PROBLEM STATEMENT: Report how many lines in the records hold the string "ylabel"; give the number and nothing else.

Items listed in a dataset:
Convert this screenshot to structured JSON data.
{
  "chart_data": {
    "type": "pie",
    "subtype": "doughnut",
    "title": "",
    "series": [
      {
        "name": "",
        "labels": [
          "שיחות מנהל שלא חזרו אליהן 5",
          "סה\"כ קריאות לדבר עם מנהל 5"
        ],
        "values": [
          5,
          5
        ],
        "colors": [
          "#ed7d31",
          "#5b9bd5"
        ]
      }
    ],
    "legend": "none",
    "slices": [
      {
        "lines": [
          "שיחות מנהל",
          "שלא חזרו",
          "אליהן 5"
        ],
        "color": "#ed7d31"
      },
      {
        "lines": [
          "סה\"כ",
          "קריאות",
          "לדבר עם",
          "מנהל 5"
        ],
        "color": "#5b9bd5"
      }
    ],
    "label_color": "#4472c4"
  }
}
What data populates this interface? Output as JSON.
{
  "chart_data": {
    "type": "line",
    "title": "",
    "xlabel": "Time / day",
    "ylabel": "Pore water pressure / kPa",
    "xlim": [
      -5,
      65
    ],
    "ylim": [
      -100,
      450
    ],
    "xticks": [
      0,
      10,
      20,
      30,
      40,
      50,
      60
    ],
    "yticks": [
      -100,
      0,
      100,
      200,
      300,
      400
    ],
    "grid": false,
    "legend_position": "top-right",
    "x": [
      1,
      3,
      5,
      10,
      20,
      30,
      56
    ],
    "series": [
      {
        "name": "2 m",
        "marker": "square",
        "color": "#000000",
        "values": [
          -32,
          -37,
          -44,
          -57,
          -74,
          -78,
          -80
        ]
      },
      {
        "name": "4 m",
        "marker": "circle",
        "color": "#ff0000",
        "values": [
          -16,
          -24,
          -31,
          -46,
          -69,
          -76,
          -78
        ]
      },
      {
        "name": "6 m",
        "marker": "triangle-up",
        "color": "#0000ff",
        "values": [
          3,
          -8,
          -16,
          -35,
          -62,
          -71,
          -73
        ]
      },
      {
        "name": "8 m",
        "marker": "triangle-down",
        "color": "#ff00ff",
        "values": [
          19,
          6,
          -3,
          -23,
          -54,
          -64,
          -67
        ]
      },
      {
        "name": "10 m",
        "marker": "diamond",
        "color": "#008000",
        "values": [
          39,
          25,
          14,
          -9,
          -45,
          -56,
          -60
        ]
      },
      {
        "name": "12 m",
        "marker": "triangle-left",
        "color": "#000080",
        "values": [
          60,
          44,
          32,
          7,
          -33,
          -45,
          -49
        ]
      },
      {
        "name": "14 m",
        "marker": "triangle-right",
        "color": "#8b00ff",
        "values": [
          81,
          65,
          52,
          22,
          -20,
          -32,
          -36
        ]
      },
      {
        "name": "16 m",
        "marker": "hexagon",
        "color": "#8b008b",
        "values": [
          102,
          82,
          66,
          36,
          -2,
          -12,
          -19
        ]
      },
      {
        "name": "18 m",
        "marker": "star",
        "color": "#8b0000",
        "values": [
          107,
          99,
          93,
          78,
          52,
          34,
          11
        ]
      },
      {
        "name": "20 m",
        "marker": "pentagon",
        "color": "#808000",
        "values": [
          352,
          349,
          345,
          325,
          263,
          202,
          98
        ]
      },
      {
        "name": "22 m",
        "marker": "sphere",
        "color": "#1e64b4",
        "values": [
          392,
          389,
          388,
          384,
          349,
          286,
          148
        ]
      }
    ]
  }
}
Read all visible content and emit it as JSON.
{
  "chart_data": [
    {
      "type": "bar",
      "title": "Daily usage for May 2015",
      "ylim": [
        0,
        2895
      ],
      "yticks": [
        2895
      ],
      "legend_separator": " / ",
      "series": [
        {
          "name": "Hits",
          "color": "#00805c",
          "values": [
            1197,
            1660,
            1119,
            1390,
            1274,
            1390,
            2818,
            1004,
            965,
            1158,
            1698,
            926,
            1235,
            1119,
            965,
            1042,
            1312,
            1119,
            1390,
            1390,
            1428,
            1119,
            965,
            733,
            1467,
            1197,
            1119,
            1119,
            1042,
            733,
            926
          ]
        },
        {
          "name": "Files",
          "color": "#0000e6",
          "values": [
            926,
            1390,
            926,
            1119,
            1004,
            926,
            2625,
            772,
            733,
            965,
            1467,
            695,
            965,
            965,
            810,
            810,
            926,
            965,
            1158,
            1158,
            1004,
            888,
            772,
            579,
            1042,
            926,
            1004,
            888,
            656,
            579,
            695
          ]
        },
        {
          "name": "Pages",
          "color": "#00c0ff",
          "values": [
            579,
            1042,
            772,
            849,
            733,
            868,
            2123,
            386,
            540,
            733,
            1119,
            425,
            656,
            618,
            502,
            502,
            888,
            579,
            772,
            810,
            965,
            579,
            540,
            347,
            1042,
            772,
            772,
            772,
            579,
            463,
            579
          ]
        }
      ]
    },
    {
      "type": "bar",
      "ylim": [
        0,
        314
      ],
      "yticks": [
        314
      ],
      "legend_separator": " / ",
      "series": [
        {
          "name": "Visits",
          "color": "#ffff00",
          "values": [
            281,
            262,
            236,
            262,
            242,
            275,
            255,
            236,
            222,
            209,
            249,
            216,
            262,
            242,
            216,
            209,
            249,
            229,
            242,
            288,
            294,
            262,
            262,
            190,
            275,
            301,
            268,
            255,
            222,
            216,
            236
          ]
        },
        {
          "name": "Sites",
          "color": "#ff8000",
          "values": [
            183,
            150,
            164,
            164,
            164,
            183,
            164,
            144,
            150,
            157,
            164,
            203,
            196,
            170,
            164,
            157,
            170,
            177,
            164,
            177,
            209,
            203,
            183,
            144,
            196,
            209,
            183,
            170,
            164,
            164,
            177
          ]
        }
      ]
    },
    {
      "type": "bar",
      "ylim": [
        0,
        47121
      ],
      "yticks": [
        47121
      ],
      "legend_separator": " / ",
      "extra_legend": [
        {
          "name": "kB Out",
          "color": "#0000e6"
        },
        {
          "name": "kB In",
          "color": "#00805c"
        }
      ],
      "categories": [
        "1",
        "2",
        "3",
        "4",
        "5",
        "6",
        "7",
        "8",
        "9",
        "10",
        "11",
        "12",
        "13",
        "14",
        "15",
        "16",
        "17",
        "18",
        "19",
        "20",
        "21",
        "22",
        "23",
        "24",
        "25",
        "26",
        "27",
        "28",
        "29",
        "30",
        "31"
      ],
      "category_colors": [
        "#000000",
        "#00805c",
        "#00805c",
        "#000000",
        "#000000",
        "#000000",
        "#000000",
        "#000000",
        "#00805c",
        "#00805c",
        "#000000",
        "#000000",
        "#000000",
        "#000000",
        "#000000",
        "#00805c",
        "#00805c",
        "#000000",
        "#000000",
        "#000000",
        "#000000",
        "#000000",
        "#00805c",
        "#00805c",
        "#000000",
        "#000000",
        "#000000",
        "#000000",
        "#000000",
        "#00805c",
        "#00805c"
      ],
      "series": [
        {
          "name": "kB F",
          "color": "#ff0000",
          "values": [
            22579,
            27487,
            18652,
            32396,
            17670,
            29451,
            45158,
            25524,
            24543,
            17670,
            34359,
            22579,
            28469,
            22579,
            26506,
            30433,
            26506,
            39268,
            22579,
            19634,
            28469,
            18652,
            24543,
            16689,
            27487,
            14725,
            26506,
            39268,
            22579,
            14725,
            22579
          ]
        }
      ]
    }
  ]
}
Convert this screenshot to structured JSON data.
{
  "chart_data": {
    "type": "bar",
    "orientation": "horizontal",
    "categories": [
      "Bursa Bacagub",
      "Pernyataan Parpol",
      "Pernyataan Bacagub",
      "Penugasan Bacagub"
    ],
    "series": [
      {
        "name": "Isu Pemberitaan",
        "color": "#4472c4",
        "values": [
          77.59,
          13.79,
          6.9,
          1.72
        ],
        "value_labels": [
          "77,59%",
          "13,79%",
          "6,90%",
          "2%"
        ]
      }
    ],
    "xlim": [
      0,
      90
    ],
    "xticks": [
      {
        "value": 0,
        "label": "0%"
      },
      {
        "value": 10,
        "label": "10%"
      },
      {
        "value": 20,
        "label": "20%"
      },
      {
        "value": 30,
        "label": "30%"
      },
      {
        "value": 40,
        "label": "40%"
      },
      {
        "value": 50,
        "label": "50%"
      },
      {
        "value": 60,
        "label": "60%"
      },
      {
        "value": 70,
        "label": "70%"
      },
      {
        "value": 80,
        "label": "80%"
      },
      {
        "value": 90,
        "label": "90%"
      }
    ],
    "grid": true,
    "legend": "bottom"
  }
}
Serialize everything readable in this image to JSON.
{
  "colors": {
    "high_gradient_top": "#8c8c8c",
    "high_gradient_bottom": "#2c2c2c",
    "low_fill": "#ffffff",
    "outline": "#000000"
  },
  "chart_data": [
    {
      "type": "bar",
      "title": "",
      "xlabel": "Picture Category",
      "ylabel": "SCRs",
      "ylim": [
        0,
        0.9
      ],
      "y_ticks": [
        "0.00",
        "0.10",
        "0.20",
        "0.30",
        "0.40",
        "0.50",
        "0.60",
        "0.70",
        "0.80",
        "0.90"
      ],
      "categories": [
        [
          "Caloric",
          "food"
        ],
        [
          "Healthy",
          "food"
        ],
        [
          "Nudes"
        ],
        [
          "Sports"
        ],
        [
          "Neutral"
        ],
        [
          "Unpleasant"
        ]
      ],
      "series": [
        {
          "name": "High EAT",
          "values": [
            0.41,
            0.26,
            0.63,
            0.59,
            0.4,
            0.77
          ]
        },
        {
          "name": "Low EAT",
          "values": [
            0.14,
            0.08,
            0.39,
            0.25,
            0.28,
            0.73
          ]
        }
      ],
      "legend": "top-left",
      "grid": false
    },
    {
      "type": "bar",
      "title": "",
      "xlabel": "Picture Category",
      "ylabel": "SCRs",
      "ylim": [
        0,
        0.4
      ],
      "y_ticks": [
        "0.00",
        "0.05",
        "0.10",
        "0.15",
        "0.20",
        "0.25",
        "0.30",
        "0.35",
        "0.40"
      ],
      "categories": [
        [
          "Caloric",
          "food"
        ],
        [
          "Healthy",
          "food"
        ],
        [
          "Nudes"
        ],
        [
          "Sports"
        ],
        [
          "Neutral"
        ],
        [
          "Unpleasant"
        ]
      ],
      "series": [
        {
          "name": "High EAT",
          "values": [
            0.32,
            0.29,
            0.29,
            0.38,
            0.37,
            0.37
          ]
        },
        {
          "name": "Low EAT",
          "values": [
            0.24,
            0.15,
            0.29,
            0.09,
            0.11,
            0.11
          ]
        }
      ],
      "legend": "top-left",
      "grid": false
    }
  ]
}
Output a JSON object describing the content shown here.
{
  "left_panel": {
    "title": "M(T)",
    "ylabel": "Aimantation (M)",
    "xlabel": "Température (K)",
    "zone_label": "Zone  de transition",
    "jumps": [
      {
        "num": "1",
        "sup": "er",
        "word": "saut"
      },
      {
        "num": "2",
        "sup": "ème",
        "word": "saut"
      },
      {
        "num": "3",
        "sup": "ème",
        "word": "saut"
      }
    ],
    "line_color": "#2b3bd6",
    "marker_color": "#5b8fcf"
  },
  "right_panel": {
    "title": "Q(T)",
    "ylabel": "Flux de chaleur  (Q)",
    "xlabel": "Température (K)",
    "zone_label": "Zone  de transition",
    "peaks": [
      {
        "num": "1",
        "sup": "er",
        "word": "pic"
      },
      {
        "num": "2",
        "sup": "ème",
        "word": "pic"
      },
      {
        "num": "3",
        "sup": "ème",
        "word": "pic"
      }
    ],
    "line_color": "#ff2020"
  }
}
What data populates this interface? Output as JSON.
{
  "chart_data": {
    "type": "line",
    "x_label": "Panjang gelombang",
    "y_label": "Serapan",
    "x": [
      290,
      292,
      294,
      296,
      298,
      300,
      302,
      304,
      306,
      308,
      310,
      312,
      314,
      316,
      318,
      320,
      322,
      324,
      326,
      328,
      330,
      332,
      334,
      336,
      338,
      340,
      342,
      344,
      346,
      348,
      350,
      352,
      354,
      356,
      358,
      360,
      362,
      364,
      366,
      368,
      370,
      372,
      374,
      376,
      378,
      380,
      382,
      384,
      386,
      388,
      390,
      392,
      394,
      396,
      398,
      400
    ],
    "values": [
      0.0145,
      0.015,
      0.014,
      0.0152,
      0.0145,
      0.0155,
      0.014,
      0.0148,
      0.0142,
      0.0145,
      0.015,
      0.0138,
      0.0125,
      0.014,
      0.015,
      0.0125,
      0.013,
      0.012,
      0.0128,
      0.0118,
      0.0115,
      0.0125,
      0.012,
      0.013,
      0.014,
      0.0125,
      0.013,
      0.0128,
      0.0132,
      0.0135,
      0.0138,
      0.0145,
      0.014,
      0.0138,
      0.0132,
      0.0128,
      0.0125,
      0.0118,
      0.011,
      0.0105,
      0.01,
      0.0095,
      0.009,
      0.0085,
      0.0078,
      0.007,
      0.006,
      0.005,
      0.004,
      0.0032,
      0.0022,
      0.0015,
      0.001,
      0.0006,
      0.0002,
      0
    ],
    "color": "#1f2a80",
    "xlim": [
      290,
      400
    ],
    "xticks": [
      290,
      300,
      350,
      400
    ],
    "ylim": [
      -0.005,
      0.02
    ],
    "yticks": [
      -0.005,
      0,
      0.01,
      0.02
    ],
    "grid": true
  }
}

SOLUTION: 5